Stored entries
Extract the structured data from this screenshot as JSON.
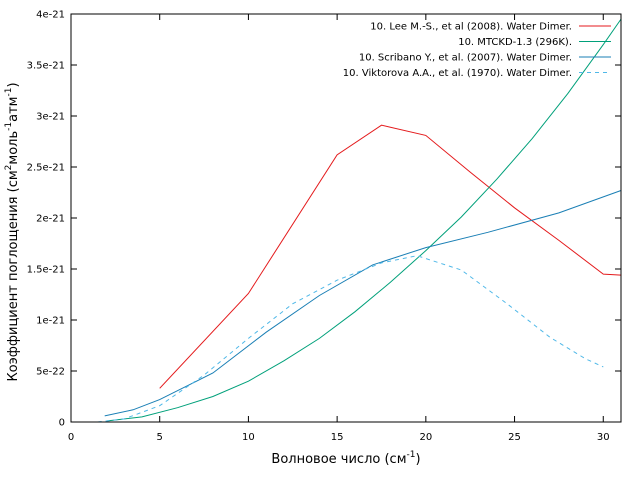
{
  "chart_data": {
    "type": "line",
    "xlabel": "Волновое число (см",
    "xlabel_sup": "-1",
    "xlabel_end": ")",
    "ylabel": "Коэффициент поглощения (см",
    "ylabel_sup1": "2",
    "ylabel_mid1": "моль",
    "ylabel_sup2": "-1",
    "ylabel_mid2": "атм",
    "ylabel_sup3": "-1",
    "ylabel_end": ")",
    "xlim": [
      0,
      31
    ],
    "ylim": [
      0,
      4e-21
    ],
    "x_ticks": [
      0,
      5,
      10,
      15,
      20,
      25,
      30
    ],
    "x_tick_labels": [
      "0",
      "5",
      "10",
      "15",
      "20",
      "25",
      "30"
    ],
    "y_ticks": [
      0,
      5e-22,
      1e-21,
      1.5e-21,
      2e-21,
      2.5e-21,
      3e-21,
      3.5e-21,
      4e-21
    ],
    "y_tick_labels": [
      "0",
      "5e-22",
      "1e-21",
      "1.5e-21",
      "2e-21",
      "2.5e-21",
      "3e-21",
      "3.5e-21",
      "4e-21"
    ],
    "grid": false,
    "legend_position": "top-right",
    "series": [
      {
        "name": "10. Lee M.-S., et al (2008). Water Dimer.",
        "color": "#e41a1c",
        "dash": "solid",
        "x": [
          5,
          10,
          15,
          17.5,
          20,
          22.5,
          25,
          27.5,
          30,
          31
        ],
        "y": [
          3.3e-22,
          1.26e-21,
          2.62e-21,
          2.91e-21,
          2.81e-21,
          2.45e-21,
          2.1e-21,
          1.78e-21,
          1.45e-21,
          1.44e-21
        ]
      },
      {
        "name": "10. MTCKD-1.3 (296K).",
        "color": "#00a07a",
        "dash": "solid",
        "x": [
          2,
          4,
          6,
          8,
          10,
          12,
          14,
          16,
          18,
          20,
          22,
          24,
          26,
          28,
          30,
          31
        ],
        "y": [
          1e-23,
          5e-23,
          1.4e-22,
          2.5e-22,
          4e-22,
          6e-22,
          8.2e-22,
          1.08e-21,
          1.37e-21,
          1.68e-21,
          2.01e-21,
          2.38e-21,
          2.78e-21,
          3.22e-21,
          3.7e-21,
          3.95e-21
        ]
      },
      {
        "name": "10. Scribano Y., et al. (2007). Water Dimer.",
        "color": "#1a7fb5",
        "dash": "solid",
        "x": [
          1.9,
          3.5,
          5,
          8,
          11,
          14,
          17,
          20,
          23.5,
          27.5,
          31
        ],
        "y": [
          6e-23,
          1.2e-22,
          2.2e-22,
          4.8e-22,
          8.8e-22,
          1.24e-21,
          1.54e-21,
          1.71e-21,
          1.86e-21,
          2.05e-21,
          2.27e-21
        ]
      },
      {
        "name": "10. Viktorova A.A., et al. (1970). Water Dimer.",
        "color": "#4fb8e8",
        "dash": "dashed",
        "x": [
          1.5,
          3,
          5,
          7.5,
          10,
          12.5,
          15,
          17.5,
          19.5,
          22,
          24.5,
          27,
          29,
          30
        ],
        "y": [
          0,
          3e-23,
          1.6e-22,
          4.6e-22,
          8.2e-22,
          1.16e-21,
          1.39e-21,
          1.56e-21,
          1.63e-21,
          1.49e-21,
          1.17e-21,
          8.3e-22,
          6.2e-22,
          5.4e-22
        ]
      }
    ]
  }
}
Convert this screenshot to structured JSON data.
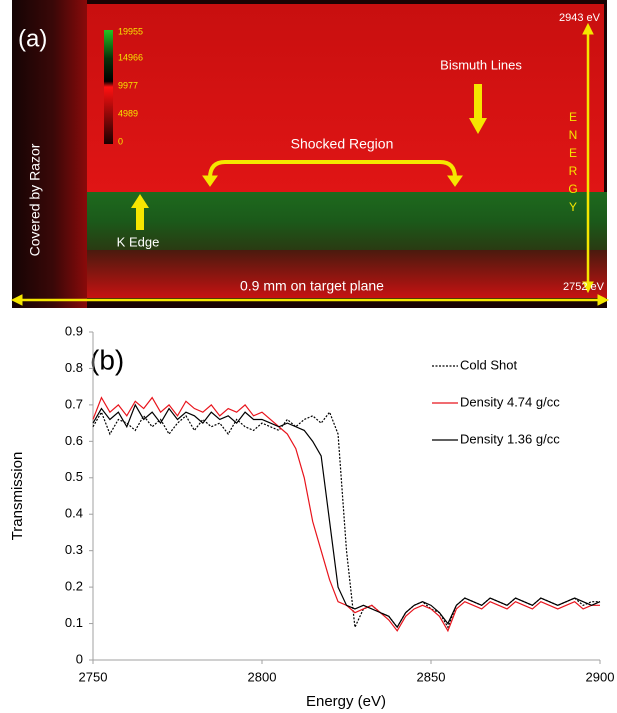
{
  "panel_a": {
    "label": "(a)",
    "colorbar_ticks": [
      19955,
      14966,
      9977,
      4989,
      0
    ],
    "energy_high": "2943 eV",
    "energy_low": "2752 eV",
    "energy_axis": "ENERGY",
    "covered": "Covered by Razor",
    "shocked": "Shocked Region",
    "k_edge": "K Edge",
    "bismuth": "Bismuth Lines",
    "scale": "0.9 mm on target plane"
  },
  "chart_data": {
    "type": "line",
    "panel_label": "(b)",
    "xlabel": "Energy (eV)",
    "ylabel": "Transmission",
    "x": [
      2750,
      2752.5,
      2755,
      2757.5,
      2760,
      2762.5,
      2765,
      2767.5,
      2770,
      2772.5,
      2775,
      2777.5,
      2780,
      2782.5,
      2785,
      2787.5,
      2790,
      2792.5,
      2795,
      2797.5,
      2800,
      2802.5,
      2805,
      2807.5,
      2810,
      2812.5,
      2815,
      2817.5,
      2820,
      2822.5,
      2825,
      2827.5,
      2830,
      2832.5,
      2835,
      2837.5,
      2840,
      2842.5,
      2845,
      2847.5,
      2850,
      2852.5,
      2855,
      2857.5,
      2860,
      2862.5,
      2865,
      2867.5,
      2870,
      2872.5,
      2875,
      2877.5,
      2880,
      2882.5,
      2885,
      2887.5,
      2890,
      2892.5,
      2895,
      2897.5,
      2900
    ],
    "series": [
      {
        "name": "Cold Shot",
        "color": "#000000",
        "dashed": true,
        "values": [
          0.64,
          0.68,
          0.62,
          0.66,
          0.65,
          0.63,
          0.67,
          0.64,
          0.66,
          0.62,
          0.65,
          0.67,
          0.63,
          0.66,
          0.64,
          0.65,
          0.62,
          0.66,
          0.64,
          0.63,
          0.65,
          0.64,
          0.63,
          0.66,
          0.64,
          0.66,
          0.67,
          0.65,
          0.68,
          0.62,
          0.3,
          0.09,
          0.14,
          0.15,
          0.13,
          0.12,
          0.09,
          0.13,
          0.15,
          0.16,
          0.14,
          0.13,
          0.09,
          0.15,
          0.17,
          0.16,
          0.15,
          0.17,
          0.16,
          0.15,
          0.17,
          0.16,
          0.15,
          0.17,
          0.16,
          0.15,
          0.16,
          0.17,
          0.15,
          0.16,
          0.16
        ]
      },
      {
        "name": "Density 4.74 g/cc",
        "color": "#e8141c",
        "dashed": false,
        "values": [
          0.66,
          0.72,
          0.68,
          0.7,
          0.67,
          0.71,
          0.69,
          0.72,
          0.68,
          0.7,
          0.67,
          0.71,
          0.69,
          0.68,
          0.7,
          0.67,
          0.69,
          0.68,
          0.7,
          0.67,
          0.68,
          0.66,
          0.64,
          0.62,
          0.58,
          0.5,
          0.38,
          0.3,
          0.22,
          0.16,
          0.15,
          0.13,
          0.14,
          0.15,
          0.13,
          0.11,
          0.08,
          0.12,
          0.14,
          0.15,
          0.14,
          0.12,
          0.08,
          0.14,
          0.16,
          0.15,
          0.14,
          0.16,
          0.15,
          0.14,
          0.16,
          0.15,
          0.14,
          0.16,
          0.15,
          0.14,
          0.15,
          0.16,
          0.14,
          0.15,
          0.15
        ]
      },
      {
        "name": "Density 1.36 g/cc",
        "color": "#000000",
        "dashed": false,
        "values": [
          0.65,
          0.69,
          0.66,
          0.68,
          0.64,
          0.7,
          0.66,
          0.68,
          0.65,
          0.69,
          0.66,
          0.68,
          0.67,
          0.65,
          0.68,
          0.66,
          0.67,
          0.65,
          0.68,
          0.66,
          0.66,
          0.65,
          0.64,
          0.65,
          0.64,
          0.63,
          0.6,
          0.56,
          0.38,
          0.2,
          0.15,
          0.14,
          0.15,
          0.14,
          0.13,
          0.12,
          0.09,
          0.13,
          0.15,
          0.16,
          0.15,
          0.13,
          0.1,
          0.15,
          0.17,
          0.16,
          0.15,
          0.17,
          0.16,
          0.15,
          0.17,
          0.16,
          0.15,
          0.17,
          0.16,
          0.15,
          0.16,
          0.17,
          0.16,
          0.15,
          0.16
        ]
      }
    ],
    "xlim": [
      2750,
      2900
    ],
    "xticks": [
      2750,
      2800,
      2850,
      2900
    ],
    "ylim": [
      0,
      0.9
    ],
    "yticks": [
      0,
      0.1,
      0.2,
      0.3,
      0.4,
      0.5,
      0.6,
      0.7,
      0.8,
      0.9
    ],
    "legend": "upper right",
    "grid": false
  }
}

---

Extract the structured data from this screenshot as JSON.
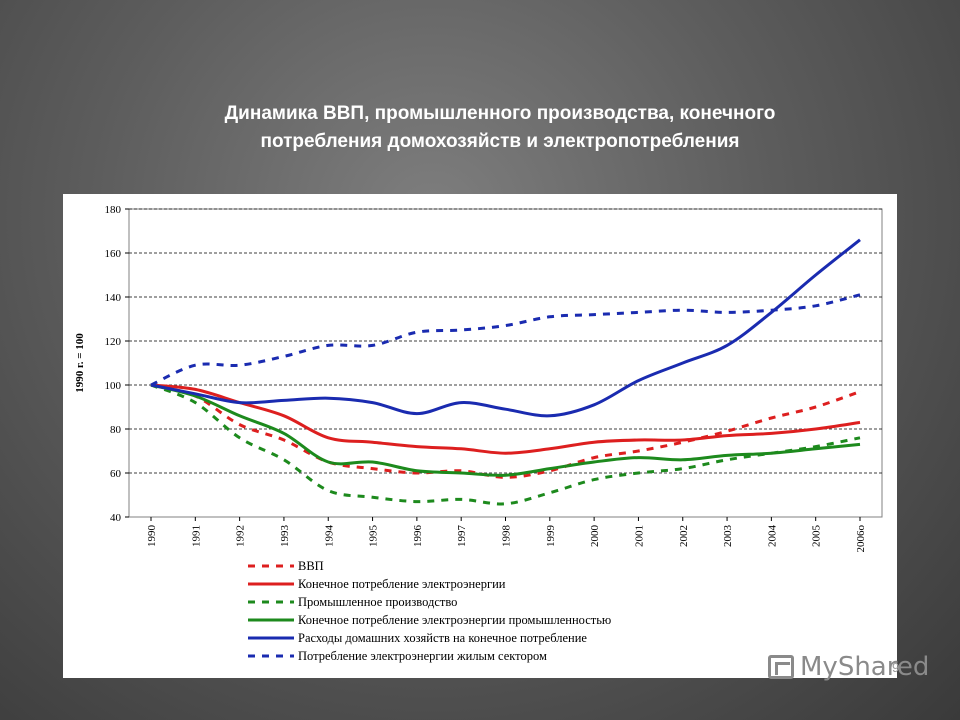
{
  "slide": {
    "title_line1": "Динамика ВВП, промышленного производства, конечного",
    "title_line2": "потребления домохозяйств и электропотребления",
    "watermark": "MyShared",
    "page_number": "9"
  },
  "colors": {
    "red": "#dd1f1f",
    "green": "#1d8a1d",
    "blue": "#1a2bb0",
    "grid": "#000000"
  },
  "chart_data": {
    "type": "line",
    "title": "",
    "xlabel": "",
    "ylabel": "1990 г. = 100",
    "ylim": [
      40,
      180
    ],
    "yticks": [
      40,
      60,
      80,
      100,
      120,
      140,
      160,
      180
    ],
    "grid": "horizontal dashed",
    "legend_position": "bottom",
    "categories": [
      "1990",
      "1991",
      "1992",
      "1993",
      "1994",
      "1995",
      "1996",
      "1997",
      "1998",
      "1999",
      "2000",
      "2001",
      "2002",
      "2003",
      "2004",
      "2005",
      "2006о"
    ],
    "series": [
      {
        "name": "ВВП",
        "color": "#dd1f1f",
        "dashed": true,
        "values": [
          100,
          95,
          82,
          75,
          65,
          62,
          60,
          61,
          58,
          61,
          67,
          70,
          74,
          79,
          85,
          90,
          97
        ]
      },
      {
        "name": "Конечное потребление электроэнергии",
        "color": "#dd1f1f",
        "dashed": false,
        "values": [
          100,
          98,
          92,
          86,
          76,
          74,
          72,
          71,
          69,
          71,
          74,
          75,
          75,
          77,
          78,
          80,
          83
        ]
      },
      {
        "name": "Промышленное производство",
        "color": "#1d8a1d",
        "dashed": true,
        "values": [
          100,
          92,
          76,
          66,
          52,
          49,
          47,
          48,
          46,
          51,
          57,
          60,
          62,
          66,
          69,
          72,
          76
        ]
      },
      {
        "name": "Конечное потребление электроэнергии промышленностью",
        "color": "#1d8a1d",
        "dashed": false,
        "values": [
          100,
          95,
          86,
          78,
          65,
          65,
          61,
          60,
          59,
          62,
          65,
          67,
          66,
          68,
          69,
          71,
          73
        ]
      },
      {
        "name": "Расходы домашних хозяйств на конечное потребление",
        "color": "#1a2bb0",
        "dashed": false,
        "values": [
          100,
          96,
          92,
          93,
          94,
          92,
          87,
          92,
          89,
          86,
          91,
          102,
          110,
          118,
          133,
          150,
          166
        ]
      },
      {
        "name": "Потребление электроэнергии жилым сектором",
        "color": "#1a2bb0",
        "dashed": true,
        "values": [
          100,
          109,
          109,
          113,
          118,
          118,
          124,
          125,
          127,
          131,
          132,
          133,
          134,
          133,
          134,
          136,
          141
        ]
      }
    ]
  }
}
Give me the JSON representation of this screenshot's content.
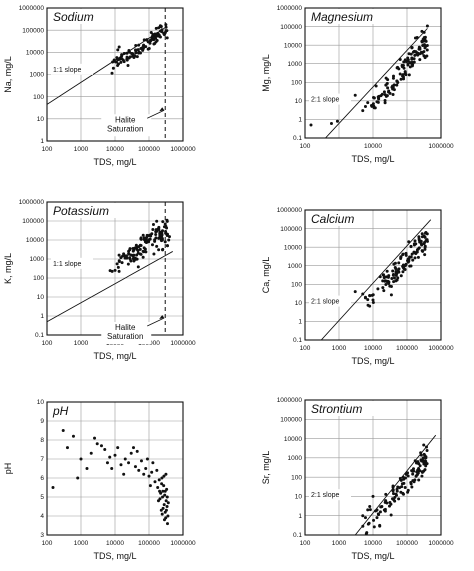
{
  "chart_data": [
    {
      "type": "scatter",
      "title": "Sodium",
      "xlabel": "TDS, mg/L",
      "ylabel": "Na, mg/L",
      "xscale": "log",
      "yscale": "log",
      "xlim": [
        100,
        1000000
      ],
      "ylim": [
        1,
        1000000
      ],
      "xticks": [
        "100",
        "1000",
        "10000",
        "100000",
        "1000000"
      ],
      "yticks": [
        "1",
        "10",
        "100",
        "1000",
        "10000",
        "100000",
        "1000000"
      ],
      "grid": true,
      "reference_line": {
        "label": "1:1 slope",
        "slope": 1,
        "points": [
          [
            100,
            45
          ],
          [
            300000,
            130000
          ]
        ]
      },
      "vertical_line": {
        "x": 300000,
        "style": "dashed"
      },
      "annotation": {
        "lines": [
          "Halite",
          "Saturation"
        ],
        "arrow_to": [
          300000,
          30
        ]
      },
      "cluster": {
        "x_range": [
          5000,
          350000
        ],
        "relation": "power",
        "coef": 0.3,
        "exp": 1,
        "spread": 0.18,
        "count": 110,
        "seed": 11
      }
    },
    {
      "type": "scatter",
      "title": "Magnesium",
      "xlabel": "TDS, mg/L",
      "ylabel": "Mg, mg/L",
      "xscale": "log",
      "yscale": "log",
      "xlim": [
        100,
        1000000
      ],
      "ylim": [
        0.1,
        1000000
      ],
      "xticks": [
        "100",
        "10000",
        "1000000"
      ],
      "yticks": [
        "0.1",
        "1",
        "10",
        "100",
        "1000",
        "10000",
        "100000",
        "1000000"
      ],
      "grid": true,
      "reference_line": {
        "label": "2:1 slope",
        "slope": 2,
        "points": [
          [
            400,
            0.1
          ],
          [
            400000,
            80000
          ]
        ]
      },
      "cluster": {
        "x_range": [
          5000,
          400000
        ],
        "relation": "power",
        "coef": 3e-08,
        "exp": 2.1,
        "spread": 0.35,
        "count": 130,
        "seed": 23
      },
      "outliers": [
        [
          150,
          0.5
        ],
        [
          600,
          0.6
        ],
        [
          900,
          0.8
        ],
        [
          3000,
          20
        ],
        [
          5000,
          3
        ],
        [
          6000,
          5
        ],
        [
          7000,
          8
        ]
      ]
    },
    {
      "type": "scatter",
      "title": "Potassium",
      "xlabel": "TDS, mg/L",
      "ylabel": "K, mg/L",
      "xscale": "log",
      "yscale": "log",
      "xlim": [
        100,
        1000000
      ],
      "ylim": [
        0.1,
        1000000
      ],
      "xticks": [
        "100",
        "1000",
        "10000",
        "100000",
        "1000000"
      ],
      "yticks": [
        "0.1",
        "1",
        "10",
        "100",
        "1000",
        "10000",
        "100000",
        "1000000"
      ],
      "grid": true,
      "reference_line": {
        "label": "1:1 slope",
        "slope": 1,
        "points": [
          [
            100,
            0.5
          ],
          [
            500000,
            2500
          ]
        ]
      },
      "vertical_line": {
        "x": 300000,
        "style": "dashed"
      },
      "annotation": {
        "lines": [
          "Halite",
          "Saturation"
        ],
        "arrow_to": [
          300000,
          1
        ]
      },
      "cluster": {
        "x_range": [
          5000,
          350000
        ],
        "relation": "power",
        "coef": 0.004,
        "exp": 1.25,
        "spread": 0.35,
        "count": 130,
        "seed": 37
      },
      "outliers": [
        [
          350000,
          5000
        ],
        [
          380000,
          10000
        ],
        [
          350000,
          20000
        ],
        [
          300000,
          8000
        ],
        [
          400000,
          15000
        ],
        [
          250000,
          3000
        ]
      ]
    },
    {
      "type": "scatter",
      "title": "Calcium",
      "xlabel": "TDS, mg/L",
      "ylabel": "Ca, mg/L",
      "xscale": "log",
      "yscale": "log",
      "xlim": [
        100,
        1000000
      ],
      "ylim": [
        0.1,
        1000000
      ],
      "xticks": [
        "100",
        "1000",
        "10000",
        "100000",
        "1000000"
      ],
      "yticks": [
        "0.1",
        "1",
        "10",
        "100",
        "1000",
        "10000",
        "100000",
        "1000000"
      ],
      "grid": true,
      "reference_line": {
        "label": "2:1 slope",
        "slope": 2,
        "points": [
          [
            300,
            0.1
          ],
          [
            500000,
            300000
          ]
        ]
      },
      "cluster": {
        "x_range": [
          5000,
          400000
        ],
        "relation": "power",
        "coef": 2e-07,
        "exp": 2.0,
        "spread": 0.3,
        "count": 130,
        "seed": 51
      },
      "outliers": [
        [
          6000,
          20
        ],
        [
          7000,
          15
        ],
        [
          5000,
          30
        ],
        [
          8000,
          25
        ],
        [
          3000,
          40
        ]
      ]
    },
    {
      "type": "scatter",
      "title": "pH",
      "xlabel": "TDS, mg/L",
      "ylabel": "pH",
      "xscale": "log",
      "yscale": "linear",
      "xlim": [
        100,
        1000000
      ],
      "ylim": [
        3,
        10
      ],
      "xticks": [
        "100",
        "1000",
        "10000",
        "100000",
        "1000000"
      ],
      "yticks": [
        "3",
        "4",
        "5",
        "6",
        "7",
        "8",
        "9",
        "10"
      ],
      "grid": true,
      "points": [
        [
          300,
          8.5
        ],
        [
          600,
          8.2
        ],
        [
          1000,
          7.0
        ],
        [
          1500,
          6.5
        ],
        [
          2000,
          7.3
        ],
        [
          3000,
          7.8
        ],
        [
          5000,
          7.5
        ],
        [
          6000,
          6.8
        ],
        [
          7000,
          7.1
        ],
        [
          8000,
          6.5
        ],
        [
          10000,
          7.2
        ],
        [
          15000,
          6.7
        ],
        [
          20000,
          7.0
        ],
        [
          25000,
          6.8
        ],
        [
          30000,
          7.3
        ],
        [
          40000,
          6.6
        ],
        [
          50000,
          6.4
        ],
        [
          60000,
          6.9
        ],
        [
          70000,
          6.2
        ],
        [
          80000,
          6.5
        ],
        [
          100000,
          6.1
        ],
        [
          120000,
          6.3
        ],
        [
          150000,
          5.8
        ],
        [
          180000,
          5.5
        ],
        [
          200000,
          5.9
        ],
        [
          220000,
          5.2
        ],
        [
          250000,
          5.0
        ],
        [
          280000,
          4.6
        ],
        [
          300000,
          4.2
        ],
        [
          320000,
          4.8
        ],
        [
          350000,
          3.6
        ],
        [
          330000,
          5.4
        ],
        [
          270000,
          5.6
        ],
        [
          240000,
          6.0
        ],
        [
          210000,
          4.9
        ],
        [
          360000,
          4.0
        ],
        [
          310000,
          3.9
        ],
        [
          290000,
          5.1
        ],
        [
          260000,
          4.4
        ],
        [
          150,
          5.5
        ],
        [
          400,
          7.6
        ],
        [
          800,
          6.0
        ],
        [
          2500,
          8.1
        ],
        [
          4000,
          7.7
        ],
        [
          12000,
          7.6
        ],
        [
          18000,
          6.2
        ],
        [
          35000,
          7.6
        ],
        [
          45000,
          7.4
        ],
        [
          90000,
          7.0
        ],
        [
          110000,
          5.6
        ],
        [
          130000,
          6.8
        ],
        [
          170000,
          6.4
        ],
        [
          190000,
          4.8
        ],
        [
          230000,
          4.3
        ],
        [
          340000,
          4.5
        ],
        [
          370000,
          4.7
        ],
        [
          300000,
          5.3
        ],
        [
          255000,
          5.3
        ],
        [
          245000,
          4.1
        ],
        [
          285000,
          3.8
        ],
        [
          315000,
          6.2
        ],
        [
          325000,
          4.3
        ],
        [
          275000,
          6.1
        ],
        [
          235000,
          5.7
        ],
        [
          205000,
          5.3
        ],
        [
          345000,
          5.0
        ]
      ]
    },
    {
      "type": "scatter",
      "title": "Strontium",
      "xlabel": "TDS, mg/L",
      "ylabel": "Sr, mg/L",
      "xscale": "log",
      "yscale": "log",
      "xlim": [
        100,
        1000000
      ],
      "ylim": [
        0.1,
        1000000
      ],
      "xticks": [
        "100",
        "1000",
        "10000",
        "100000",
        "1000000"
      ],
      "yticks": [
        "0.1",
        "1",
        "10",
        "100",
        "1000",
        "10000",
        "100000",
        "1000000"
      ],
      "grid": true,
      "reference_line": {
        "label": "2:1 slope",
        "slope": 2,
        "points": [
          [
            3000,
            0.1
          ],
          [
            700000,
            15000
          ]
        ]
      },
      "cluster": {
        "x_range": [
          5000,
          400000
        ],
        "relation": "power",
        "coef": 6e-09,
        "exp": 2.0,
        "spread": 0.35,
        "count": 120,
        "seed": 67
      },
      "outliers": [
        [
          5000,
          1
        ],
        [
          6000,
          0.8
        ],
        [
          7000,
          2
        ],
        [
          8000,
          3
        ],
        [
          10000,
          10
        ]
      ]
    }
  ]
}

* Stated exercise *
Copy every line of the entries above in which "электроэнергии" occurs.

* Correct result *
        "name": "Конечное потребление электроэнергии",
        "name": "Конечное потребление электроэнергии промышленностью",
        "name": "Потребление электроэнергии жилым сектором",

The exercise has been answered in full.